■ WHAT TO PRODUCE:
Return the whole listing, keeping every character the same.

━━━ RECORDS FOR THIS EXERCISE

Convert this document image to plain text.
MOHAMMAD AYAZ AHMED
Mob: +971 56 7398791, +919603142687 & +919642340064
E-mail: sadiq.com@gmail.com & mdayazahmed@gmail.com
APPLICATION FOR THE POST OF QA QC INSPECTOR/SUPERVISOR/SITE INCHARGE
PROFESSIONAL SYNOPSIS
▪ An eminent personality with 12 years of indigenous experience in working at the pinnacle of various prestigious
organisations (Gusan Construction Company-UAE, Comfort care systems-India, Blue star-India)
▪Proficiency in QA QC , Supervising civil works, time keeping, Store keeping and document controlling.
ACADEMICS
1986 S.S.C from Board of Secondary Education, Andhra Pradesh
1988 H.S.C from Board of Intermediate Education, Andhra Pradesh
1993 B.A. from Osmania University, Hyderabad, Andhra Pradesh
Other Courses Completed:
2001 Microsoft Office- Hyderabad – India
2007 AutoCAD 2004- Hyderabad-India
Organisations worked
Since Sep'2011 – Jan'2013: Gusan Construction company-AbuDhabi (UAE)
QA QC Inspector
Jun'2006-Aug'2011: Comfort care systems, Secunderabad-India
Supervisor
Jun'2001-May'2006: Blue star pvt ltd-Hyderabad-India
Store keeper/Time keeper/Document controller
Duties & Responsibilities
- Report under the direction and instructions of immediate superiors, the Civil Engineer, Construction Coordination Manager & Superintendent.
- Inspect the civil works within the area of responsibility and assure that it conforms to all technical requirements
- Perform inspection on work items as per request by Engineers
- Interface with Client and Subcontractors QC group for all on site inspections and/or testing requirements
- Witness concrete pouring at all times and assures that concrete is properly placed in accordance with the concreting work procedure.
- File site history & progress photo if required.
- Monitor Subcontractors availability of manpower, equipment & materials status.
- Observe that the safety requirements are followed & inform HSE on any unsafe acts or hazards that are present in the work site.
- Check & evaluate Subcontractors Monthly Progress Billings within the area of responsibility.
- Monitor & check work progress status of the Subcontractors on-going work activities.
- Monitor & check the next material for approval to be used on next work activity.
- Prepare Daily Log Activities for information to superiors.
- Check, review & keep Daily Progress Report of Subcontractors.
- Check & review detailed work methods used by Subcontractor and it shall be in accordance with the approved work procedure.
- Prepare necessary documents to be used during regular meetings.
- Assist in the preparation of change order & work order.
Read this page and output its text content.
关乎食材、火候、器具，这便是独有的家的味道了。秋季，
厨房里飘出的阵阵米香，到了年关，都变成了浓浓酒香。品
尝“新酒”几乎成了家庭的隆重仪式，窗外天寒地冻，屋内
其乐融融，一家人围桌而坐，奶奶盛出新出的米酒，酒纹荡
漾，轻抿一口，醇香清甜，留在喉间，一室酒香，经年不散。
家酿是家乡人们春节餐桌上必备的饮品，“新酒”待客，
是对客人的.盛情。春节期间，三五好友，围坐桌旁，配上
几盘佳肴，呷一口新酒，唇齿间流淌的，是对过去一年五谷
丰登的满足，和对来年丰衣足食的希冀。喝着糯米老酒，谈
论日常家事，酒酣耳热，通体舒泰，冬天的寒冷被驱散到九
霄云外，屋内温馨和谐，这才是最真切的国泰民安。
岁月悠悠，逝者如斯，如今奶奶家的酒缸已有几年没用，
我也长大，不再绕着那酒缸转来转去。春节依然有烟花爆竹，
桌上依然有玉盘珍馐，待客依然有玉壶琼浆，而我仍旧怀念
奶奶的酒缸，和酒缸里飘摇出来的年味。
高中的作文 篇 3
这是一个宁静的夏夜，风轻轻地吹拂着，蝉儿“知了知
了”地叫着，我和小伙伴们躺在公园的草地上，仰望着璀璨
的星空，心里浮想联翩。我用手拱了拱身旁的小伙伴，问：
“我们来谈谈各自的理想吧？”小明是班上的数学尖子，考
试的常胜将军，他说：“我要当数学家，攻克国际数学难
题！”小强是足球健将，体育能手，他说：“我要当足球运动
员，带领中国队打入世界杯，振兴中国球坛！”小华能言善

━━━━━━

■ EXERCISE ANSWER:
Convert this document image to plain text.
MOHAMMAD AYAZ AHMED
Mob: +971 56 7398791, +919603142687 & +919642340064
E-mail: sadiq.com@gmail.com & mdayazahmed@gmail.com
APPLICATION FOR THE POST OF QA QC INSPECTOR/SUPERVISOR/SITE INCHARGE
PROFESSIONAL SYNOPSIS
▪ An eminent personality with 12 years of indigenous experience in working at the pinnacle of various prestigious
organisations (Gusan Construction Company-UAE, Comfort care systems-India, Blue star-India)
▪Proficiency in QA QC , Supervising civil works, time keeping, Store keeping and document controlling.
ACADEMICS
1986 S.S.C from Board of Secondary Education, Andhra Pradesh
1988 H.S.C from Board of Intermediate Education, Andhra Pradesh
1993 B.A. from Osmania University, Hyderabad, Andhra Pradesh
Other Courses Completed:
2001 Microsoft Office- Hyderabad – India
2007 AutoCAD 2004- Hyderabad-India
Organisations worked
Since Sep'2011 – Jan'2013: Gusan Construction company-AbuDhabi (UAE)
QA QC Inspector
Jun'2006-Aug'2011: Comfort care systems, Secunderabad-India
Supervisor
Jun'2001-May'2006: Blue star pvt ltd-Hyderabad-India
Store keeper/Time keeper/Document controller
Duties & Responsibilities
- Report under the direction and instructions of immediate superiors, the Civil Engineer, Construction Coordination Manager & Superintendent.
- Inspect the civil works within the area of responsibility and assure that it conforms to all technical requirements
- Perform inspection on work items as per request by Engineers
- Interface with Client and Subcontractors QC group for all on site inspections and/or testing requirements
- Witness concrete pouring at all times and assures that concrete is properly placed in accordance with the concreting work procedure.
- File site history & progress photo if required.
- Monitor Subcontractors availability of manpower, equipment & materials status.
- Observe that the safety requirements are followed & inform HSE on any unsafe acts or hazards that are present in the work site.
- Check & evaluate Subcontractors Monthly Progress Billings within the area of responsibility.
- Monitor & check work progress status of the Subcontractors on-going work activities.
- Monitor & check the next material for approval to be used on next work activity.
- Prepare Daily Log Activities for information to superiors.
- Check, review & keep Daily Progress Report of Subcontractors.
- Check & review detailed work methods used by Subcontractor and it shall be in accordance with the approved work procedure.
- Prepare necessary documents to be used during regular meetings.
- Assist in the preparation of change order & work order.
Read this page and output its text content.
关乎食材、火候、器具，这便是独有的家的味道了。秋季，
厨房里飘出的阵阵米香，到了年关，都变成了浓浓酒香。品
尝“新酒”几乎成了家庭的隆重仪式，窗外天寒地冻，屋内
其乐融融，一家人围桌而坐，奶奶盛出新出的米酒，酒纹荡
漾，轻抿一口，醇香清甜，留在喉间，一室酒香，经年不散。
家酿是家乡人们春节餐桌上必备的饮品，“新酒”待客，
是对客人的.盛情。春节期间，三五好友，围坐桌旁，配上
几盘佳肴，呷一口新酒，唇齿间流淌的，是对过去一年五谷
丰登的满足，和对来年丰衣足食的希冀。喝着糯米老酒，谈
论日常家事，酒酣耳热，通体舒泰，冬天的寒冷被驱散到九
霄云外，屋内温馨和谐，这才是最真切的国泰民安。
岁月悠悠，逝者如斯，如今奶奶家的酒缸已有几年没用，
我也长大，不再绕着那酒缸转来转去。春节依然有烟花爆竹，
桌上依然有玉盘珍馐，待客依然有玉壶琼浆，而我仍旧怀念
奶奶的酒缸，和酒缸里飘摇出来的年味。
高中的作文 篇 3
这是一个宁静的夏夜，风轻轻地吹拂着，蝉儿“知了知
了”地叫着，我和小伙伴们躺在公园的草地上，仰望着璀璨
的星空，心里浮想联翩。我用手拱了拱身旁的小伙伴，问：
“我们来谈谈各自的理想吧？”小明是班上的数学尖子，考
试的常胜将军，他说：“我要当数学家，攻克国际数学难
题！”小强是足球健将，体育能手，他说：“我要当足球运动
员，带领中国队打入世界杯，振兴中国球坛！”小华能言善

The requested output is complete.